• **TASK REQUIREMENTS**
Extract every line of the data below that contains the word "seal", copying each one in full.

■ ■ ■ ■ ■ ■ ■

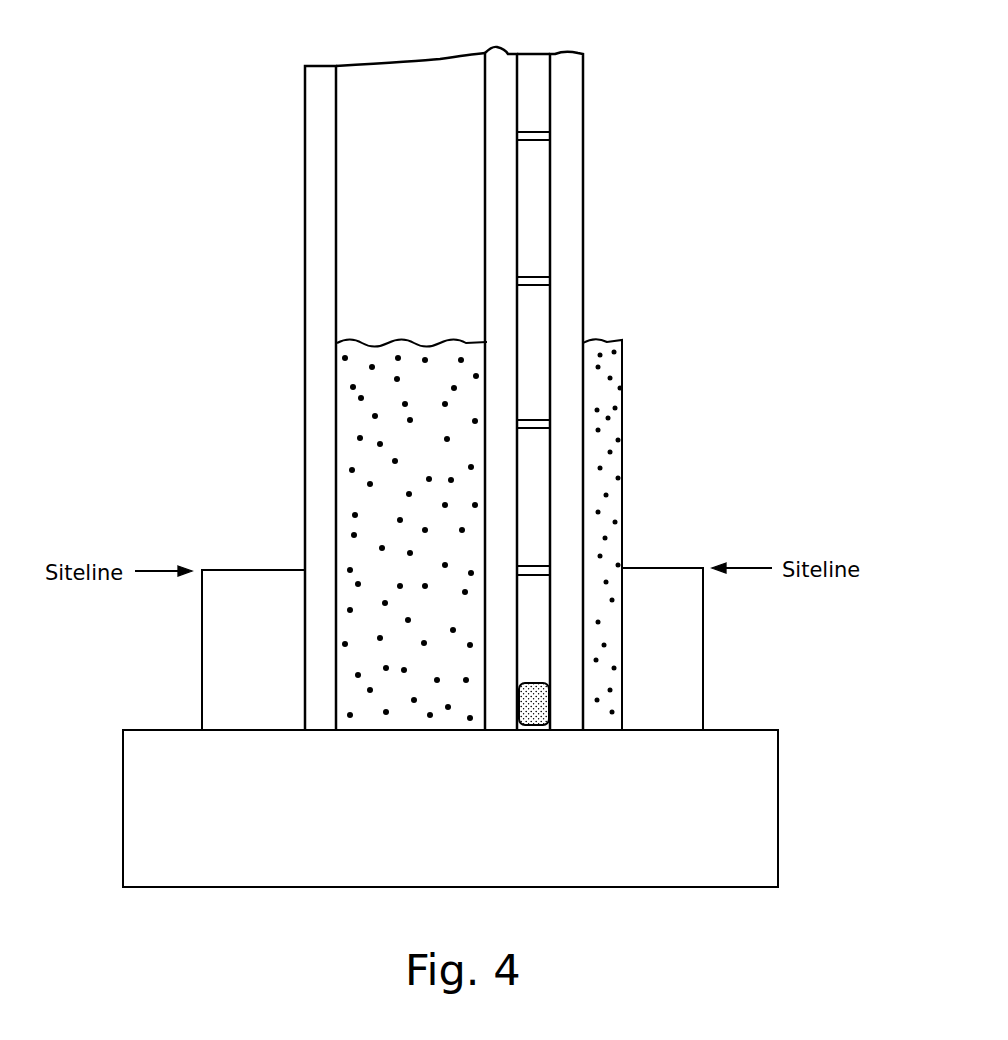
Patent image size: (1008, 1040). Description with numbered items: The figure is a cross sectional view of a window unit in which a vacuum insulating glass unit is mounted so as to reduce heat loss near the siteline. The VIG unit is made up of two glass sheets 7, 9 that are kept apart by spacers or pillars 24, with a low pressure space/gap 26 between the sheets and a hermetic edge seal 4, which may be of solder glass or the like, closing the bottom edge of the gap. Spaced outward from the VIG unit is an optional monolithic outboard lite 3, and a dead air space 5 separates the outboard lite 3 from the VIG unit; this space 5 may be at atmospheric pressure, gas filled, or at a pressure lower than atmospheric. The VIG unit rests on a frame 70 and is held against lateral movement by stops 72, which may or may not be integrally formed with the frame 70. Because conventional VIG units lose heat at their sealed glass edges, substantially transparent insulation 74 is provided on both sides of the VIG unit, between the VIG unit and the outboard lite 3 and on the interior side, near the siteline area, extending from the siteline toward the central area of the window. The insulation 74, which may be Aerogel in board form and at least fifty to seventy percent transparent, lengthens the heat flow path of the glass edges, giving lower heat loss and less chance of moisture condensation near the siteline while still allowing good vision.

The monolithic lite 3 is at (318, 238).
The dead air space 5 is at (395, 160).
The glass sheet 7 is at (562, 187).
The glass sheet 9 is at (495, 175).
The spacers or pillars 24 is at (532, 136).
The low pressure space/gap 26 is at (535, 497).
The frame 70 is at (552, 860).
The stops 72 is at (205, 640).
The transparent insulation 74 is at (370, 382).
The hermetic edge seal 4 is at (535, 718).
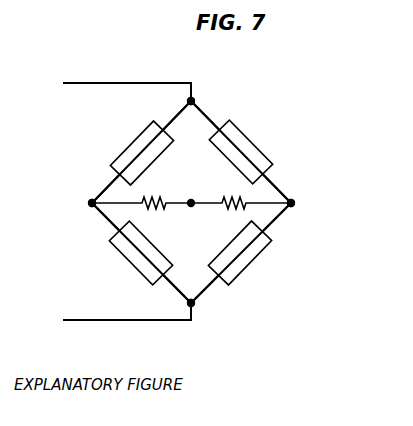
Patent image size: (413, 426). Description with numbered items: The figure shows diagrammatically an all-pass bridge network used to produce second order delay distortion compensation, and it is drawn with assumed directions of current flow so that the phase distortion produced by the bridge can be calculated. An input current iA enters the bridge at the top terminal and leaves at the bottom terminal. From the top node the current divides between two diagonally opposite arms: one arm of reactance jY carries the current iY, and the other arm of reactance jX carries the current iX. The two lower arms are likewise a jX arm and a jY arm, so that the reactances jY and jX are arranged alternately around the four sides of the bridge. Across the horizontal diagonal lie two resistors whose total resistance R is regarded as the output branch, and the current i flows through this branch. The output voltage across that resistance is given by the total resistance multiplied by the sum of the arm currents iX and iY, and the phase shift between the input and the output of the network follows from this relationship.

The reactance arm jY is at (190, 203).
The reactance arm jX is at (190, 202).
The input current iA is at (141, 73).
The current in the jX arm iX is at (245, 120).
The current in the jY arm iY is at (269, 268).
The output branch current i is at (213, 220).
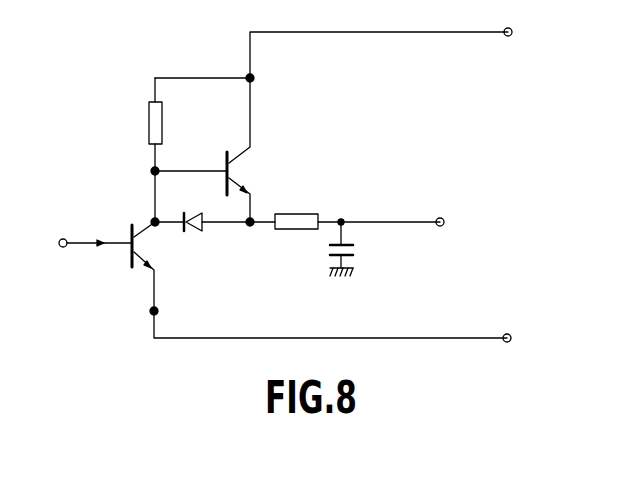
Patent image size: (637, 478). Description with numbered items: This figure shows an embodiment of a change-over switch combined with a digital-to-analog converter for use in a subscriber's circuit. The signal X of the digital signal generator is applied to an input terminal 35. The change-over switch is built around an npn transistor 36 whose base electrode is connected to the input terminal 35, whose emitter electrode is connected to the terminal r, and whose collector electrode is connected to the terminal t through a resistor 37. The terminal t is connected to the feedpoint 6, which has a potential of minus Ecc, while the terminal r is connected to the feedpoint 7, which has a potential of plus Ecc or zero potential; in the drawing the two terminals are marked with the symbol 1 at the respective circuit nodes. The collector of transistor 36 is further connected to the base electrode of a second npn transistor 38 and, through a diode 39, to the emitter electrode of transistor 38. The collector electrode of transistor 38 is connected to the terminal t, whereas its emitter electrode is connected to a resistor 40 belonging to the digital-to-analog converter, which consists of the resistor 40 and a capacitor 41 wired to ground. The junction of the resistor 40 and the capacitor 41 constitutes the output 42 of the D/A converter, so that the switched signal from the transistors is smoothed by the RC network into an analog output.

The node terminal 1 is at (266, 70).
The feedpoint 6 is at (508, 36).
The feedpoint 7 is at (507, 334).
The input terminal 35 is at (63, 247).
The npn transistor 36 is at (137, 246).
The resistor 37 is at (163, 122).
The npn transistor 38 is at (235, 171).
The diode 39 is at (203, 228).
The resistor 40 is at (289, 213).
The capacitor 41 is at (330, 256).
The output 42 is at (440, 217).
The signal X is at (64, 220).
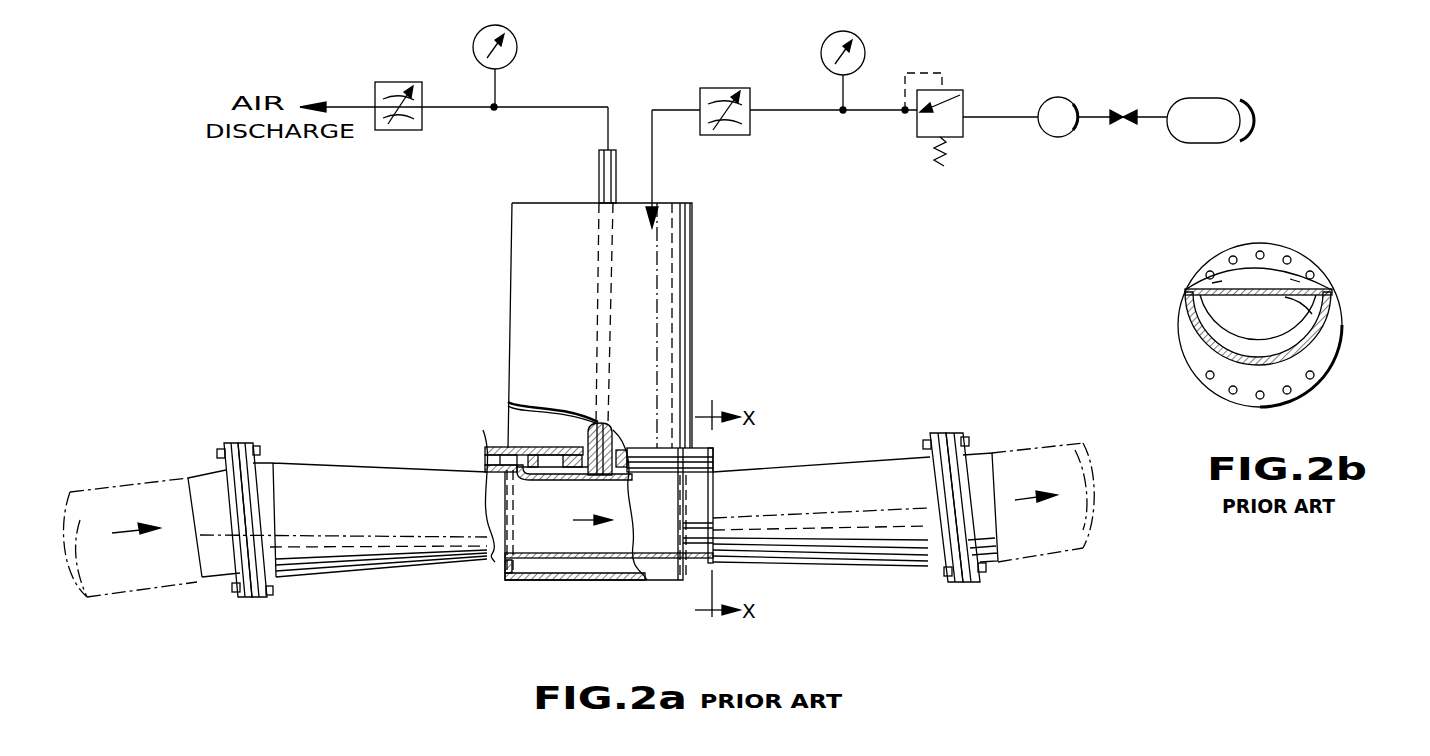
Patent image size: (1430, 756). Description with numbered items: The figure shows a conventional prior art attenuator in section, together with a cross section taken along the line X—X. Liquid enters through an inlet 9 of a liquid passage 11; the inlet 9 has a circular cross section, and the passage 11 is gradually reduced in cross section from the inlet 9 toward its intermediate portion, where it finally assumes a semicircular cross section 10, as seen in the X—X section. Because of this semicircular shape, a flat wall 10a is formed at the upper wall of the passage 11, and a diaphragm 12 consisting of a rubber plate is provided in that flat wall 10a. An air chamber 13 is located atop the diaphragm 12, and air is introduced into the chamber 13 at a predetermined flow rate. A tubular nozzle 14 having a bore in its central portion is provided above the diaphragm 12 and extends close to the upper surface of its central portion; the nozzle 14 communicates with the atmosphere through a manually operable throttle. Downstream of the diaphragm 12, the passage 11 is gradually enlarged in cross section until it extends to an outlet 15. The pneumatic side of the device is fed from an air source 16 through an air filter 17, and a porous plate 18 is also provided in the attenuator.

In FIG. 2A, the inlet 9 is at (203, 485).
In FIG. 2B, the semicircular cross section 10 is at (1277, 393).
In FIG. 2B, the flat wall 10a is at (1333, 297).
In FIG. 2A, the liquid passage 11 is at (570, 548).
In FIG. 2B, the liquid passage 11 is at (1293, 340).
In FIG. 2A, the diaphragm 12 is at (552, 472).
In FIG. 2A, the air chamber 13 is at (533, 417).
In FIG. 2A, the tubular nozzle 14 is at (611, 428).
In FIG. 2A, the outlet 15 is at (968, 468).
In FIG. 2A, the air source 16 is at (655, 203).
In FIG. 2A, the air filter 17 is at (1060, 97).
In FIG. 2A, the porous plate 18 is at (518, 432).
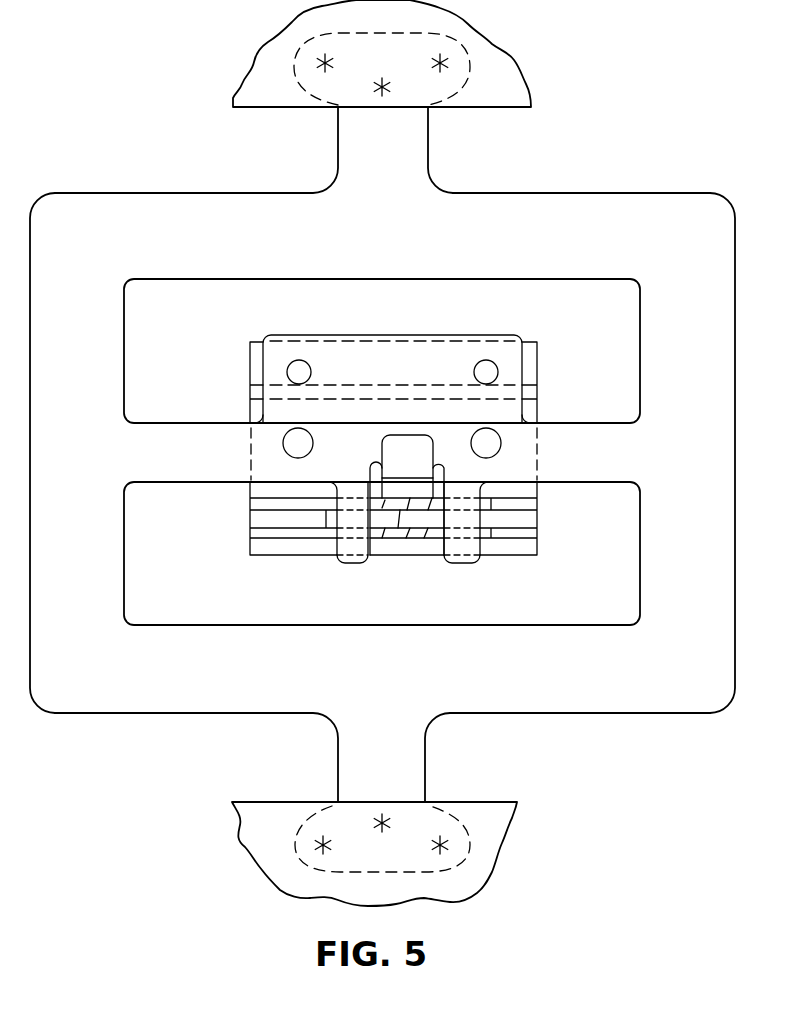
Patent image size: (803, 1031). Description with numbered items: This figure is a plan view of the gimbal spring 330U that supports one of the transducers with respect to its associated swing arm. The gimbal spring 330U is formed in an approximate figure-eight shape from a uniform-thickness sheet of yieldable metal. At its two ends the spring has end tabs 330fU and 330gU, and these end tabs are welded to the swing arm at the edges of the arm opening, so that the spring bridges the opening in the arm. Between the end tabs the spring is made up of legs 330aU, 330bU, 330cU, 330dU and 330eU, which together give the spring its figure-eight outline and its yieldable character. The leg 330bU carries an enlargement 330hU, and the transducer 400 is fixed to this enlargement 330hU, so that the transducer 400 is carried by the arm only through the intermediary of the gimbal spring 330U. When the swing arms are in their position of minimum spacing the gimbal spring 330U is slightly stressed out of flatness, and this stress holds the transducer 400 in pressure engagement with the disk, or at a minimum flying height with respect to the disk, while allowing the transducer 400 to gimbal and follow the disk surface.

The gimbal spring 330U is at (382, 454).
The leg 330aU is at (174, 706).
The leg 330bU is at (183, 432).
The leg 330cU is at (194, 203).
The leg 330dU is at (650, 558).
The leg 330eU is at (115, 551).
The end tab 330fU is at (428, 143).
The end tab 330gU is at (418, 758).
The enlargement 330hU is at (375, 335).
The transducer 400 is at (427, 426).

■ ■ ■ ■ ■ ■ ■

• **TASK ANSWER**
Patent image size: (1008, 1040). Description with numbered items: The figure is a cross sectional view of a window unit in which a vacuum insulating glass unit is mounted so as to reduce heat loss near the siteline. The VIG unit is made up of two glass sheets 7, 9 that are kept apart by spacers or pillars 24, with a low pressure space/gap 26 between the sheets and a hermetic edge seal 4, which may be of solder glass or the like, closing the bottom edge of the gap. Spaced outward from the VIG unit is an optional monolithic outboard lite 3, and a dead air space 5 separates the outboard lite 3 from the VIG unit; this space 5 may be at atmospheric pressure, gas filled, or at a pressure lower than atmospheric. The VIG unit rests on a frame 70 and is held against lateral movement by stops 72, which may or may not be integrally formed with the frame 70. Because conventional VIG units lose heat at their sealed glass edges, substantially transparent insulation 74 is provided on both sides of the VIG unit, between the VIG unit and the outboard lite 3 and on the interior side, near the siteline area, extending from the siteline toward the central area of the window. The insulation 74, which may be Aerogel in board form and at least fifty to seventy percent transparent, lengthens the heat flow path of the glass edges, giving lower heat loss and less chance of moisture condensation near the siteline while still allowing good vision.
The hermetic edge seal 4 is at (535, 718).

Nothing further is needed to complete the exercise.